Task objective: In your copy, leave out the pictures; write out all the data exactly.

Material for the task:
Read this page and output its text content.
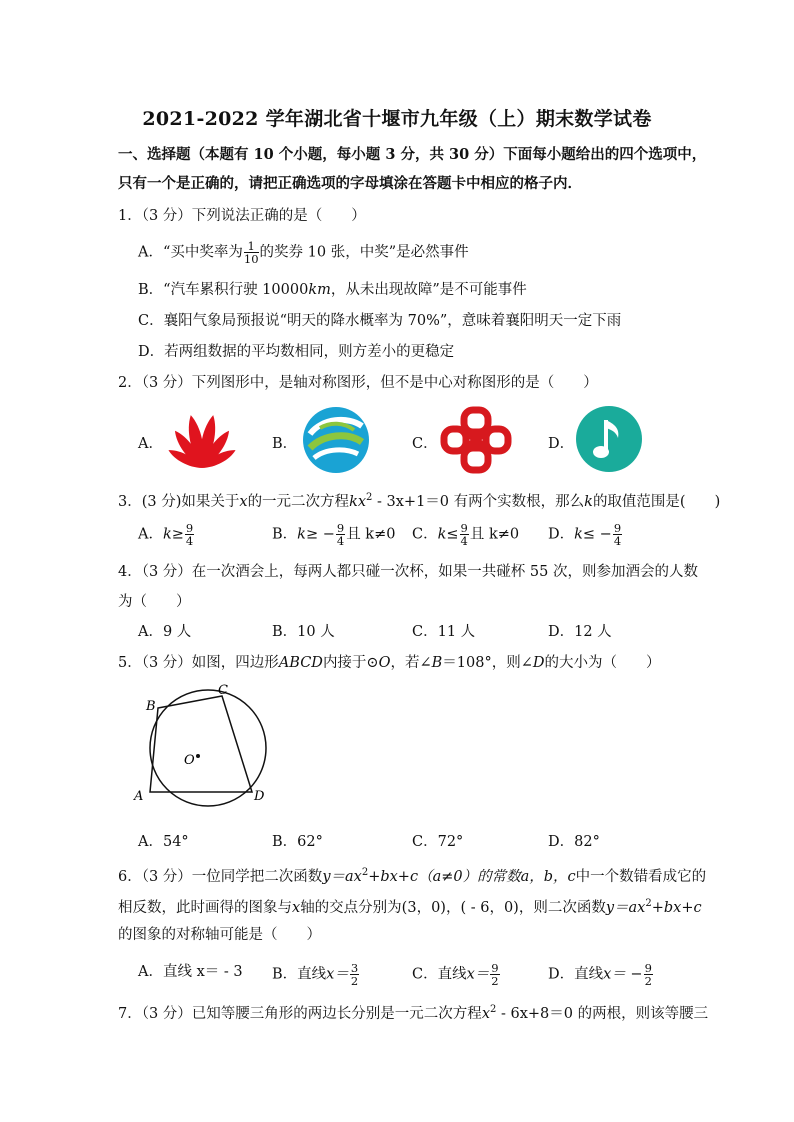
2021-2022 学年湖北省十堰市九年级（上）期末数学试卷
一、选择题（本题有 10 个小题，每小题 3 分，共 30 分）下面每小题给出的四个选项中，
只有一个是正确的，请把正确选项的字母填涂在答题卡中相应的格子内．
1．（3 分）下列说法正确的是（　　）
A．“买中奖率为 $\frac{1}{10}$ 的奖券 10 张，中奖”是必然事件
B．“汽车累积行驶 10000km，从未出现故障”是不可能事件
C．襄阳气象局预报说“明天的降水概率为 70%”，意味着襄阳明天一定下雨
D．若两组数据的平均数相同，则方差小的更稳定
2．（3 分）下列图形中，是轴对称图形，但不是中心对称图形的是（　　）
A．	B．	C．	D．
3．(3 分)如果关于x的一元二次方程$kx^2 - 3x+1=0$ 有两个实数根，那么k的取值范围是(　　)
A．$k\ge \frac{9}{4}$	B．$k\ge - \frac{9}{4}$ 且 k≠0 C．$k\le \frac{9}{4}$ 且 k≠0 D．$k\le - \frac{9}{4}$
4．（3 分）在一次酒会上，每两人都只碰一次杯，如果一共碰杯 55 次，则参加酒会的人数
为（　　）
A．9 人	B．10 人	C．11 人	D．12 人
5．（3 分）如图，四边形ABCD内接于⊙O，若∠B＝108°，则∠D的大小为（　　）
B
C
A	D
O
A．54°	B．62°	C．72°	D．82°
6．（3 分）一位同学把二次函数$y=ax^2+bx+c(a\ne 0)$的常数a，b，c中一个数错看成它的
相反数，此时画得的图象与x轴的交点分别为(3，0)，( - 6，0)，则二次函数$y=ax^2+bx+c$
的图象的对称轴可能是（　　）
A．直线 x＝ - 3 B．直线$x= \frac{3}{2}$	C．直线$x= \frac{9}{2}$	D．直线$x= - \frac{9}{2}$
7．（3 分）已知等腰三角形的两边长分别是一元二次方程$x^2 - 6x+8=0$ 的两根，则该等腰三
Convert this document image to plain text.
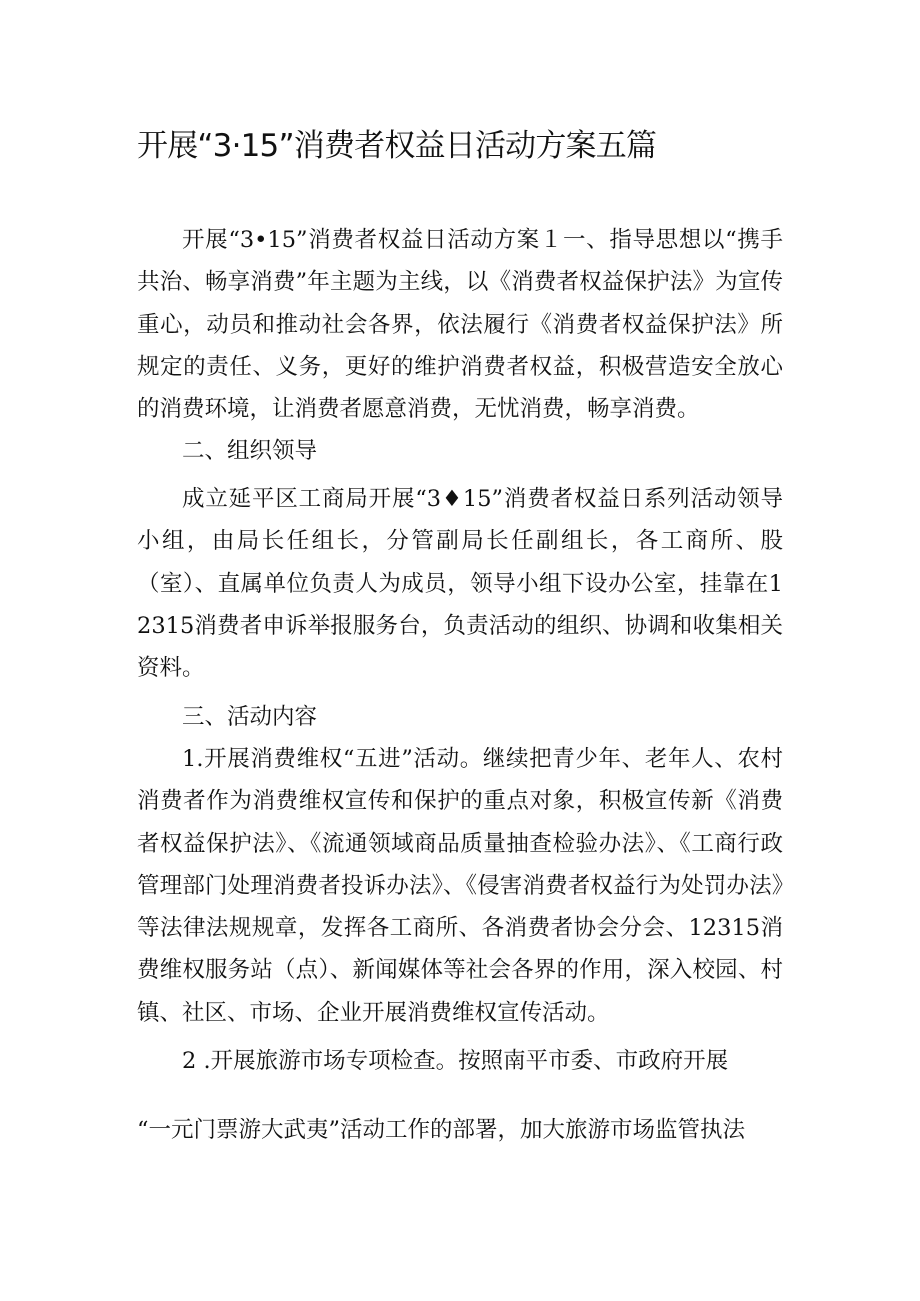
开展“3·15”消费者权益日活动方案五篇

开展“3•15”消费者权益日活动方案１一、指导思想以“携手共治、畅享消费”年主题为主线，以《消费者权益保护法》为宣传重心，动员和推动社会各界，依法履行《消费者权益保护法》所规定的责任、义务，更好的维护消费者权益，积极营造安全放心的消费环境，让消费者愿意消费，无忧消费，畅享消费。

二、组织领导

成立延平区工商局开展“3♦15”消费者权益日系列活动领导小组，由局长任组长，分管副局长任副组长，各工商所、股（室）、直属单位负责人为成员，领导小组下设办公室，挂靠在12315消费者申诉举报服务台，负责活动的组织、协调和收集相关资料。

三、活动内容

1.开展消费维权“五进”活动。继续把青少年、老年人、农村消费者作为消费维权宣传和保护的重点对象，积极宣传新《消费者权益保护法》、《流通领域商品质量抽查检验办法》、《工商行政管理部门处理消费者投诉办法》、《侵害消费者权益行为处罚办法》等法律法规规章，发挥各工商所、各消费者协会分会、12315消费维权服务站（点）、新闻媒体等社会各界的作用，深入校园、村镇、社区、市场、企业开展消费维权宣传活动。

2 .开展旅游市场专项检查。按照南平市委、市政府开展

“一元门票游大武夷”活动工作的部署，加大旅游市场监管执法
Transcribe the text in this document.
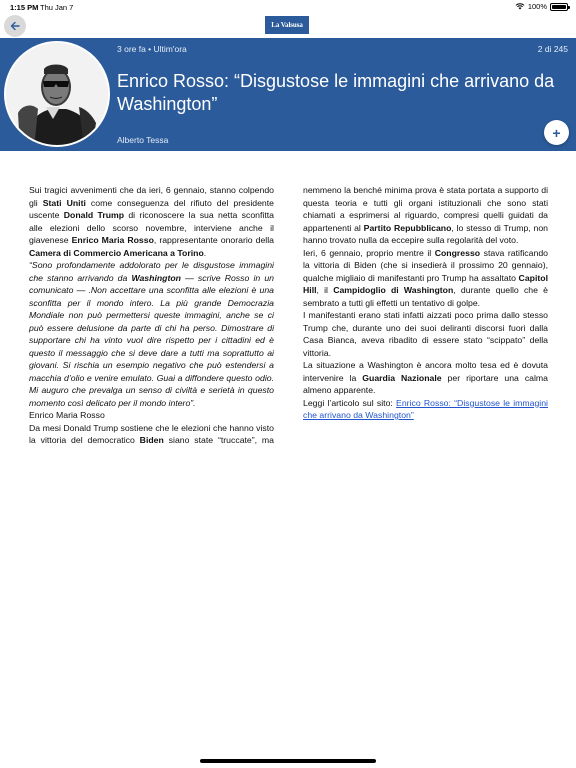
1:15 PM Thu Jan 7	100%
La Valsusa
3 ore fa • Ultim'ora	2 di 245
Enrico Rosso: “Disgustose le immagini che arrivano da Washington”
Alberto Tessa	+

Sui tragici avvenimenti che da ieri, 6 gennaio, stanno colpendo gli Stati Uniti come conseguenza del rifiuto del presidente uscente Donald Trump di riconoscere la sua netta sconfitta alle elezioni dello scorso novembre, interviene anche il giavenese Enrico Maria Rosso, rappresentante onorario della Camera di Commercio Americana a Torino.

“Sono profondamente addolorato per le disgustose immagini che stanno arrivando da Washington — scrive Rosso in un comunicato — .Non accettare una sconfitta alle elezioni è una sconfitta per il mondo intero. La più grande Democrazia Mondiale non può permettersi queste immagini, anche se ci può essere delusione da parte di chi ha perso. Dimostrare di supportare chi ha vinto vuol dire rispetto per i cittadini ed è questo il messaggio che si deve dare a tutti ma soprattutto ai giovani. Si rischia un esempio negativo che può estendersi a macchia d’olio e venire emulato. Guai a diffondere questo odio. Mi auguro che prevalga un senso di civiltà e serietà in questo momento così delicato per il mondo intero”.

Enrico Maria Rosso

Da mesi Donald Trump sostiene che le elezioni che hanno visto la vittoria del democratico Biden siano state “truccate”, ma nemmeno la benché minima prova è stata portata a supporto di questa teoria e tutti gli organi istituzionali che sono stati chiamati a esprimersi al riguardo, compresi quelli guidati da appartenenti al Partito Repubblicano, lo stesso di Trump, non hanno trovato nulla da eccepire sulla regolarità del voto.

Ieri, 6 gennaio, proprio mentre il Congresso stava ratificando la vittoria di Biden (che si insedierà il prossimo 20 gennaio), qualche migliaio di manifestanti pro Trump ha assaltato Capitol Hill, il Campidoglio di Washington, durante quello che è sembrato a tutti gli effetti un tentativo di golpe.

I manifestanti erano stati infatti aizzati poco prima dallo stesso Trump che, durante uno dei suoi deliranti discorsi fuori dalla Casa Bianca, aveva ribadito di essere stato “scippato” della vittoria.

La situazione a Washington è ancora molto tesa ed è dovuta intervenire la Guardia Nazionale per riportare una calma almeno apparente.

Leggi l’articolo sul sito: Enrico Rosso: “Disgustose le immagini che arrivano da Washington”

Solution to the exercise:
Read this page and output its text content.
2021-2022 学年湖北省十堰市九年级（上）期末数学试卷
一、选择题（本题有 10 个小题，每小题 3 分，共 30 分）下面每小题给出的四个选项中，
只有一个是正确的，请把正确选项的字母填涂在答题卡中相应的格子内．
1．（3 分）下列说法正确的是（　　）
A．“买中奖率为 $\frac{1}{10}$ 的奖券 10 张，中奖”是必然事件
B．“汽车累积行驶 10000km，从未出现故障”是不可能事件
C．襄阳气象局预报说“明天的降水概率为 70%”，意味着襄阳明天一定下雨
D．若两组数据的平均数相同，则方差小的更稳定
2．（3 分）下列图形中，是轴对称图形，但不是中心对称图形的是（　　）
A．	B．	C．	D．
3．(3 分)如果关于x的一元二次方程$kx^2 - 3x+1=0$ 有两个实数根，那么k的取值范围是(　　)
A．$k\ge \frac{9}{4}$	B．$k\ge - \frac{9}{4}$ 且 k≠0 C．$k\le \frac{9}{4}$ 且 k≠0 D．$k\le - \frac{9}{4}$
4．（3 分）在一次酒会上，每两人都只碰一次杯，如果一共碰杯 55 次，则参加酒会的人数
为（　　）
A．9 人	B．10 人	C．11 人	D．12 人
5．（3 分）如图，四边形ABCD内接于⊙O，若∠B＝108°，则∠D的大小为（　　）
B
C
A	D
O
A．54°	B．62°	C．72°	D．82°
6．（3 分）一位同学把二次函数$y=ax^2+bx+c(a\ne 0)$的常数a，b，c中一个数错看成它的
相反数，此时画得的图象与x轴的交点分别为(3，0)，( - 6，0)，则二次函数$y=ax^2+bx+c$
的图象的对称轴可能是（　　）
A．直线 x＝ - 3 B．直线$x= \frac{3}{2}$	C．直线$x= \frac{9}{2}$	D．直线$x= - \frac{9}{2}$
7．（3 分）已知等腰三角形的两边长分别是一元二次方程$x^2 - 6x+8=0$ 的两根，则该等腰三
Convert this document image to plain text.
开展“3·15”消费者权益日活动方案五篇

开展“3•15”消费者权益日活动方案１一、指导思想以“携手共治、畅享消费”年主题为主线，以《消费者权益保护法》为宣传重心，动员和推动社会各界，依法履行《消费者权益保护法》所规定的责任、义务，更好的维护消费者权益，积极营造安全放心的消费环境，让消费者愿意消费，无忧消费，畅享消费。

二、组织领导

成立延平区工商局开展“3♦15”消费者权益日系列活动领导小组，由局长任组长，分管副局长任副组长，各工商所、股（室）、直属单位负责人为成员，领导小组下设办公室，挂靠在12315消费者申诉举报服务台，负责活动的组织、协调和收集相关资料。

三、活动内容

1.开展消费维权“五进”活动。继续把青少年、老年人、农村消费者作为消费维权宣传和保护的重点对象，积极宣传新《消费者权益保护法》、《流通领域商品质量抽查检验办法》、《工商行政管理部门处理消费者投诉办法》、《侵害消费者权益行为处罚办法》等法律法规规章，发挥各工商所、各消费者协会分会、12315消费维权服务站（点）、新闻媒体等社会各界的作用，深入校园、村镇、社区、市场、企业开展消费维权宣传活动。

2 .开展旅游市场专项检查。按照南平市委、市政府开展

“一元门票游大武夷”活动工作的部署，加大旅游市场监管执法
Transcribe the text in this document.
1:15 PM Thu Jan 7	100%
La Valsusa
3 ore fa • Ultim'ora	2 di 245
Enrico Rosso: “Disgustose le immagini che arrivano da Washington”
Alberto Tessa	+

Sui tragici avvenimenti che da ieri, 6 gennaio, stanno colpendo gli Stati Uniti come conseguenza del rifiuto del presidente uscente Donald Trump di riconoscere la sua netta sconfitta alle elezioni dello scorso novembre, interviene anche il giavenese Enrico Maria Rosso, rappresentante onorario della Camera di Commercio Americana a Torino.

“Sono profondamente addolorato per le disgustose immagini che stanno arrivando da Washington — scrive Rosso in un comunicato — .Non accettare una sconfitta alle elezioni è una sconfitta per il mondo intero. La più grande Democrazia Mondiale non può permettersi queste immagini, anche se ci può essere delusione da parte di chi ha perso. Dimostrare di supportare chi ha vinto vuol dire rispetto per i cittadini ed è questo il messaggio che si deve dare a tutti ma soprattutto ai giovani. Si rischia un esempio negativo che può estendersi a macchia d’olio e venire emulato. Guai a diffondere questo odio. Mi auguro che prevalga un senso di civiltà e serietà in questo momento così delicato per il mondo intero”.

Enrico Maria Rosso

Da mesi Donald Trump sostiene che le elezioni che hanno visto la vittoria del democratico Biden siano state “truccate”, ma nemmeno la benché minima prova è stata portata a supporto di questa teoria e tutti gli organi istituzionali che sono stati chiamati a esprimersi al riguardo, compresi quelli guidati da appartenenti al Partito Repubblicano, lo stesso di Trump, non hanno trovato nulla da eccepire sulla regolarità del voto.

Ieri, 6 gennaio, proprio mentre il Congresso stava ratificando la vittoria di Biden (che si insedierà il prossimo 20 gennaio), qualche migliaio di manifestanti pro Trump ha assaltato Capitol Hill, il Campidoglio di Washington, durante quello che è sembrato a tutti gli effetti un tentativo di golpe.

I manifestanti erano stati infatti aizzati poco prima dallo stesso Trump che, durante uno dei suoi deliranti discorsi fuori dalla Casa Bianca, aveva ribadito di essere stato “scippato” della vittoria.

La situazione a Washington è ancora molto tesa ed è dovuta intervenire la Guardia Nazionale per riportare una calma almeno apparente.

Leggi l’articolo sul sito: Enrico Rosso: “Disgustose le immagini che arrivano da Washington”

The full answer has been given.